• [THE TASK]
Print the records below line for line, leaving every character unchanged.

[start of INPUT DATA]

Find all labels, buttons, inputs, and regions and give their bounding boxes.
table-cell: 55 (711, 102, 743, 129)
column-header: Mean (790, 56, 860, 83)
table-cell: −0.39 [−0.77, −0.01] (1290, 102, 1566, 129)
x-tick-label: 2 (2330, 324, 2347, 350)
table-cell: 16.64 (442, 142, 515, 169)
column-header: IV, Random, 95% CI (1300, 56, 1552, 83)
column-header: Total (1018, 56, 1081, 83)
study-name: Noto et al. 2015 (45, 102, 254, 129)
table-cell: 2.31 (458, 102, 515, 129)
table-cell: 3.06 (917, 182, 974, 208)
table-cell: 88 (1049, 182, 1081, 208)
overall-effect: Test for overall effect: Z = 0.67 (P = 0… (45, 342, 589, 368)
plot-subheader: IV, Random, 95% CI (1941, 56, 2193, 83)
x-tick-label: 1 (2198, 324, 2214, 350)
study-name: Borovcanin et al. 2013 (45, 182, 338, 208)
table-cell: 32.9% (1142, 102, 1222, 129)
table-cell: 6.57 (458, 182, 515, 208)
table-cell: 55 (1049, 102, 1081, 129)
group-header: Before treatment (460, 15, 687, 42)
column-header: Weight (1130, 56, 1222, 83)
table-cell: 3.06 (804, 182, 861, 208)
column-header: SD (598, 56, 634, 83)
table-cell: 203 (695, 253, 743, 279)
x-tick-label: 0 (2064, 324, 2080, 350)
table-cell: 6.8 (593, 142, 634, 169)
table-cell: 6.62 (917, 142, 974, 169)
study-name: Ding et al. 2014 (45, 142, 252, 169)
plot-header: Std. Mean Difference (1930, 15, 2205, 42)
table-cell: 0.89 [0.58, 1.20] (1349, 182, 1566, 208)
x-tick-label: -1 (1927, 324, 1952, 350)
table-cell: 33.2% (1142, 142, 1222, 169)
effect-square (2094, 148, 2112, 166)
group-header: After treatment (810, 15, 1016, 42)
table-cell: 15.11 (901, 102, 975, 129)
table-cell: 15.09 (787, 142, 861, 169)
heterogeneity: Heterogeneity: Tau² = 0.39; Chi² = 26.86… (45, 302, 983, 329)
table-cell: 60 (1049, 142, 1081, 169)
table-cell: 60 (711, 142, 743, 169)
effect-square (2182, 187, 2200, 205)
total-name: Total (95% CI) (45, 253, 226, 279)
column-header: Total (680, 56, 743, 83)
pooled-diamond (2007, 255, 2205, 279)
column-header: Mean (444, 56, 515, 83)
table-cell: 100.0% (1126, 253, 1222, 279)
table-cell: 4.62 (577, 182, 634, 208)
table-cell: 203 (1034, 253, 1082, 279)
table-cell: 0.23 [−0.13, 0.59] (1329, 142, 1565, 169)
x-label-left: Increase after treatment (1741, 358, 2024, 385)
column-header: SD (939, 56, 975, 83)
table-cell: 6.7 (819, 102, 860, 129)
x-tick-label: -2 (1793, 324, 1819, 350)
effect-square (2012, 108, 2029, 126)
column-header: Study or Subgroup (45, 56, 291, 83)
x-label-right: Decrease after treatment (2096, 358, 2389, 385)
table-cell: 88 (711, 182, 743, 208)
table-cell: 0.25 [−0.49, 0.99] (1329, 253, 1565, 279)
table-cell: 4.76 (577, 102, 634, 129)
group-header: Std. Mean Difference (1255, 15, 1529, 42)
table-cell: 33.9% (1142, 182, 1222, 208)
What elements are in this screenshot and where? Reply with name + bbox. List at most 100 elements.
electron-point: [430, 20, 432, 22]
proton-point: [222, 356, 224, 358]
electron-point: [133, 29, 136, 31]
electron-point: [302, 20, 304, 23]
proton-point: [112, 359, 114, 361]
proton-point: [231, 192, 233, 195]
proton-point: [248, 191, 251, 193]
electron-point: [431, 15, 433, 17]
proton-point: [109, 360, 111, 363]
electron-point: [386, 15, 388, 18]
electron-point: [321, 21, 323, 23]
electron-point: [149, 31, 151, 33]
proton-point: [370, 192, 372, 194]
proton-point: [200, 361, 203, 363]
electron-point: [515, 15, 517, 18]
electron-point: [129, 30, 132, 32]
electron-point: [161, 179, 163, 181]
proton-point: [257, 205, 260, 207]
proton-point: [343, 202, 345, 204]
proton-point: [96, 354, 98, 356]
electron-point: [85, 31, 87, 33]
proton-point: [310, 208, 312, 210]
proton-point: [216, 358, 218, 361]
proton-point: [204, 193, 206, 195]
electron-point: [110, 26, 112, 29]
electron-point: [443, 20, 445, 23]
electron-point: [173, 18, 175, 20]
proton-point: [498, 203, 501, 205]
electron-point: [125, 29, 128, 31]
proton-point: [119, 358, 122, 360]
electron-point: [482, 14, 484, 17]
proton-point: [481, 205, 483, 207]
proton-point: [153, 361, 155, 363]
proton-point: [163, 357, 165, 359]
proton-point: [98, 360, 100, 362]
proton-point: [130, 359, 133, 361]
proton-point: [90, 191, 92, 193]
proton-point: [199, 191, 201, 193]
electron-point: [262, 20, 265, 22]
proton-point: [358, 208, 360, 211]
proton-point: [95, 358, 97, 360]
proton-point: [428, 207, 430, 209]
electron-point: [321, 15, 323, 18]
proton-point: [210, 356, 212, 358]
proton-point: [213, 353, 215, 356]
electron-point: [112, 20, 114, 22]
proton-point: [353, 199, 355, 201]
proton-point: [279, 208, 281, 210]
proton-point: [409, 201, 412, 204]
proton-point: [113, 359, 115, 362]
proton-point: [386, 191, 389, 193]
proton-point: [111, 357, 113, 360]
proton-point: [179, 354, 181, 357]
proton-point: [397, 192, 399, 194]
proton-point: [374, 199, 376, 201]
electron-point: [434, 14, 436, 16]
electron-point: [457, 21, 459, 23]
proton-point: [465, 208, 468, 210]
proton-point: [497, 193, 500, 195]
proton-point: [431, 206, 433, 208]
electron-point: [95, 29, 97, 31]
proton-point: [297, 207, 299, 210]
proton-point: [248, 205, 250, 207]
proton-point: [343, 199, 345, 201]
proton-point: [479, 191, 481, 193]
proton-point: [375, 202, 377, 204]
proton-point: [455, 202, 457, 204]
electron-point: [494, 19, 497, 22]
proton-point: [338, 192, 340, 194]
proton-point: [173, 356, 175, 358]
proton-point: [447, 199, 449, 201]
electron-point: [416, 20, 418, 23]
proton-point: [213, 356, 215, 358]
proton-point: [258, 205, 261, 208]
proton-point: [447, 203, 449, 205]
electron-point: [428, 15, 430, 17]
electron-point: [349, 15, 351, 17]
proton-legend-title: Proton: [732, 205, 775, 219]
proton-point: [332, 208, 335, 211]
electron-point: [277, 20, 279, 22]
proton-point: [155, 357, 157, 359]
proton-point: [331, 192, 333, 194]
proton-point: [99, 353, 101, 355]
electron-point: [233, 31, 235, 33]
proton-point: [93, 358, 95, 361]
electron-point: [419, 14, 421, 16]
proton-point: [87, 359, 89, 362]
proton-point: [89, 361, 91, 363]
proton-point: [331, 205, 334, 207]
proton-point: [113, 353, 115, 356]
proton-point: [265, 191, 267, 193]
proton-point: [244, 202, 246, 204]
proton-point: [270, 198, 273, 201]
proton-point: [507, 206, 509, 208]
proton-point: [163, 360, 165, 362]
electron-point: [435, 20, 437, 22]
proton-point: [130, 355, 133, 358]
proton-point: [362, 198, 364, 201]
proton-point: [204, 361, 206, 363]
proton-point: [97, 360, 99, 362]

[end of INPUT DATA]

• [ANSWER TO THIS TASK]
Find all labels, buttons, inputs, and regions and give their bounding boxes.
table-cell: 55 (711, 102, 743, 129)
column-header: Mean (790, 56, 860, 83)
table-cell: −0.39 [−0.77, −0.01] (1290, 102, 1566, 129)
x-tick-label: 2 (2330, 324, 2347, 350)
table-cell: 16.64 (442, 142, 515, 169)
column-header: IV, Random, 95% CI (1300, 56, 1552, 83)
column-header: Total (1018, 56, 1081, 83)
study-name: Noto et al. 2015 (45, 102, 254, 129)
table-cell: 2.31 (458, 102, 515, 129)
table-cell: 3.06 (917, 182, 974, 208)
table-cell: 88 (1049, 182, 1081, 208)
overall-effect: Test for overall effect: Z = 0.67 (P = 0… (45, 342, 589, 368)
plot-subheader: IV, Random, 95% CI (1941, 56, 2193, 83)
x-tick-label: 1 (2198, 324, 2214, 350)
study-name: Borovcanin et al. 2013 (45, 182, 338, 208)
table-cell: 32.9% (1142, 102, 1222, 129)
table-cell: 6.57 (458, 182, 515, 208)
table-cell: 55 (1049, 102, 1081, 129)
group-header: Before treatment (460, 15, 687, 42)
column-header: Weight (1130, 56, 1222, 83)
table-cell: 3.06 (804, 182, 861, 208)
column-header: SD (598, 56, 634, 83)
table-cell: 203 (695, 253, 743, 279)
x-tick-label: 0 (2064, 324, 2080, 350)
table-cell: 6.8 (593, 142, 634, 169)
table-cell: 6.62 (917, 142, 974, 169)
study-name: Ding et al. 2014 (45, 142, 252, 169)
plot-header: Std. Mean Difference (1930, 15, 2205, 42)
table-cell: 0.89 [0.58, 1.20] (1349, 182, 1566, 208)
x-tick-label: -1 (1927, 324, 1952, 350)
table-cell: 33.2% (1142, 142, 1222, 169)
effect-square (2094, 148, 2112, 166)
group-header: After treatment (810, 15, 1016, 42)
table-cell: 15.11 (901, 102, 975, 129)
table-cell: 15.09 (787, 142, 861, 169)
heterogeneity: Heterogeneity: Tau² = 0.39; Chi² = 26.86… (45, 302, 983, 329)
table-cell: 60 (1049, 142, 1081, 169)
table-cell: 60 (711, 142, 743, 169)
effect-square (2182, 187, 2200, 205)
total-name: Total (95% CI) (45, 253, 226, 279)
column-header: Total (680, 56, 743, 83)
pooled-diamond (2007, 255, 2205, 279)
column-header: Mean (444, 56, 515, 83)
table-cell: 100.0% (1126, 253, 1222, 279)
table-cell: 4.62 (577, 182, 634, 208)
table-cell: 203 (1034, 253, 1082, 279)
table-cell: 0.23 [−0.13, 0.59] (1329, 142, 1565, 169)
x-label-left: Increase after treatment (1741, 358, 2024, 385)
column-header: SD (939, 56, 975, 83)
table-cell: 6.7 (819, 102, 860, 129)
x-tick-label: -2 (1793, 324, 1819, 350)
effect-square (2012, 108, 2029, 126)
column-header: Study or Subgroup (45, 56, 291, 83)
x-label-right: Decrease after treatment (2096, 358, 2389, 385)
table-cell: 88 (711, 182, 743, 208)
table-cell: 0.25 [−0.49, 0.99] (1329, 253, 1565, 279)
table-cell: 4.76 (577, 102, 634, 129)
group-header: Std. Mean Difference (1255, 15, 1529, 42)
table-cell: 33.9% (1142, 182, 1222, 208)
What elements are in this screenshot and where? Reply with name + bbox. List at most 100 elements.
electron-point: [430, 20, 432, 22]
proton-point: [222, 356, 224, 358]
electron-point: [133, 29, 136, 31]
electron-point: [302, 20, 304, 23]
proton-point: [112, 359, 114, 361]
proton-point: [231, 192, 233, 195]
proton-point: [248, 191, 251, 193]
electron-point: [431, 15, 433, 17]
proton-point: [109, 360, 111, 363]
electron-point: [386, 15, 388, 18]
electron-point: [321, 21, 323, 23]
electron-point: [149, 31, 151, 33]
proton-point: [370, 192, 372, 194]
proton-point: [200, 361, 203, 363]
electron-point: [515, 15, 517, 18]
electron-point: [129, 30, 132, 32]
electron-point: [161, 179, 163, 181]
proton-point: [257, 205, 260, 207]
proton-point: [343, 202, 345, 204]
proton-point: [96, 354, 98, 356]
electron-point: [85, 31, 87, 33]
proton-point: [310, 208, 312, 210]
proton-point: [216, 358, 218, 361]
proton-point: [204, 193, 206, 195]
electron-point: [110, 26, 112, 29]
electron-point: [443, 20, 445, 23]
electron-point: [173, 18, 175, 20]
proton-point: [498, 203, 501, 205]
electron-point: [125, 29, 128, 31]
proton-point: [119, 358, 122, 360]
electron-point: [482, 14, 484, 17]
proton-point: [481, 205, 483, 207]
proton-point: [153, 361, 155, 363]
proton-point: [163, 357, 165, 359]
proton-point: [98, 360, 100, 362]
proton-point: [130, 359, 133, 361]
proton-point: [90, 191, 92, 193]
proton-point: [199, 191, 201, 193]
electron-point: [262, 20, 265, 22]
proton-point: [358, 208, 360, 211]
proton-point: [95, 358, 97, 360]
proton-point: [428, 207, 430, 209]
electron-point: [321, 15, 323, 18]
proton-point: [210, 356, 212, 358]
proton-point: [213, 353, 215, 356]
electron-point: [112, 20, 114, 22]
proton-point: [353, 199, 355, 201]
proton-point: [279, 208, 281, 210]
proton-point: [409, 201, 412, 204]
proton-point: [113, 359, 115, 362]
proton-point: [386, 191, 389, 193]
proton-point: [111, 357, 113, 360]
proton-point: [179, 354, 181, 357]
proton-point: [397, 192, 399, 194]
proton-point: [374, 199, 376, 201]
electron-point: [434, 14, 436, 16]
electron-point: [457, 21, 459, 23]
proton-point: [465, 208, 468, 210]
proton-point: [497, 193, 500, 195]
proton-point: [431, 206, 433, 208]
electron-point: [95, 29, 97, 31]
proton-point: [297, 207, 299, 210]
proton-point: [248, 205, 250, 207]
proton-point: [343, 199, 345, 201]
proton-point: [479, 191, 481, 193]
proton-point: [375, 202, 377, 204]
proton-point: [455, 202, 457, 204]
electron-point: [494, 19, 497, 22]
proton-point: [338, 192, 340, 194]
proton-point: [173, 356, 175, 358]
proton-point: [447, 199, 449, 201]
electron-point: [416, 20, 418, 23]
proton-point: [213, 356, 215, 358]
proton-point: [258, 205, 261, 208]
proton-point: [447, 203, 449, 205]
electron-point: [428, 15, 430, 17]
electron-point: [349, 15, 351, 17]
proton-legend-title: Proton: [732, 205, 775, 219]
proton-point: [332, 208, 335, 211]
electron-point: [277, 20, 279, 22]
proton-point: [155, 357, 157, 359]
proton-point: [331, 192, 333, 194]
proton-point: [99, 353, 101, 355]
electron-point: [233, 31, 235, 33]
proton-point: [93, 358, 95, 361]
electron-point: [419, 14, 421, 16]
proton-point: [87, 359, 89, 362]
proton-point: [89, 361, 91, 363]
proton-point: [331, 205, 334, 207]
proton-point: [113, 353, 115, 356]
proton-point: [265, 191, 267, 193]
proton-point: [244, 202, 246, 204]
proton-point: [270, 198, 273, 201]
proton-point: [507, 206, 509, 208]
proton-point: [163, 360, 165, 362]
electron-point: [435, 20, 437, 22]
proton-point: [130, 355, 133, 358]
proton-point: [362, 198, 364, 201]
proton-point: [204, 361, 206, 363]
proton-point: [97, 360, 99, 362]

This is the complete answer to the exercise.